→ The request:
Could you print all the entries exactly?

* Start Input *

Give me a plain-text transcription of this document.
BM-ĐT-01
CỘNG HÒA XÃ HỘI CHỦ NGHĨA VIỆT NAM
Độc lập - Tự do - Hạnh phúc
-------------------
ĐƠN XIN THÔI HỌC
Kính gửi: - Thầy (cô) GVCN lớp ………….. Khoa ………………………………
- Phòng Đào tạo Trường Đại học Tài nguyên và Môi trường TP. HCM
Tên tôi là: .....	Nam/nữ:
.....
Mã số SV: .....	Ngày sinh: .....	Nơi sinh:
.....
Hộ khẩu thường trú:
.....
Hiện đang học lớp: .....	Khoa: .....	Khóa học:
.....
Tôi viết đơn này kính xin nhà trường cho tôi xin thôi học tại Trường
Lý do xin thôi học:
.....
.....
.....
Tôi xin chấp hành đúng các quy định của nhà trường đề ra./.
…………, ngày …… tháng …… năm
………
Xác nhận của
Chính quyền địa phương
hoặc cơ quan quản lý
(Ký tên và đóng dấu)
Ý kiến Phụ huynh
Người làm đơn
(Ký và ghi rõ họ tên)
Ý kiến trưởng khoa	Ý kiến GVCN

* End Input *

→ Solution:
Give me a plain-text transcription of this document.
BM-ĐT-01
CỘNG HÒA XÃ HỘI CHỦ NGHĨA VIỆT NAM
Độc lập - Tự do - Hạnh phúc
-------------------
ĐƠN XIN THÔI HỌC
Kính gửi: - Thầy (cô) GVCN lớp ………….. Khoa ………………………………
- Phòng Đào tạo Trường Đại học Tài nguyên và Môi trường TP. HCM
Tên tôi là: .....	Nam/nữ:
.....
Mã số SV: .....	Ngày sinh: .....	Nơi sinh:
.....
Hộ khẩu thường trú:
.....
Hiện đang học lớp: .....	Khoa: .....	Khóa học:
.....
Tôi viết đơn này kính xin nhà trường cho tôi xin thôi học tại Trường
Lý do xin thôi học:
.....
.....
.....
Tôi xin chấp hành đúng các quy định của nhà trường đề ra./.
…………, ngày …… tháng …… năm
………
Xác nhận của
Chính quyền địa phương
hoặc cơ quan quản lý
(Ký tên và đóng dấu)
Ý kiến Phụ huynh
Người làm đơn
(Ký và ghi rõ họ tên)
Ý kiến trưởng khoa	Ý kiến GVCN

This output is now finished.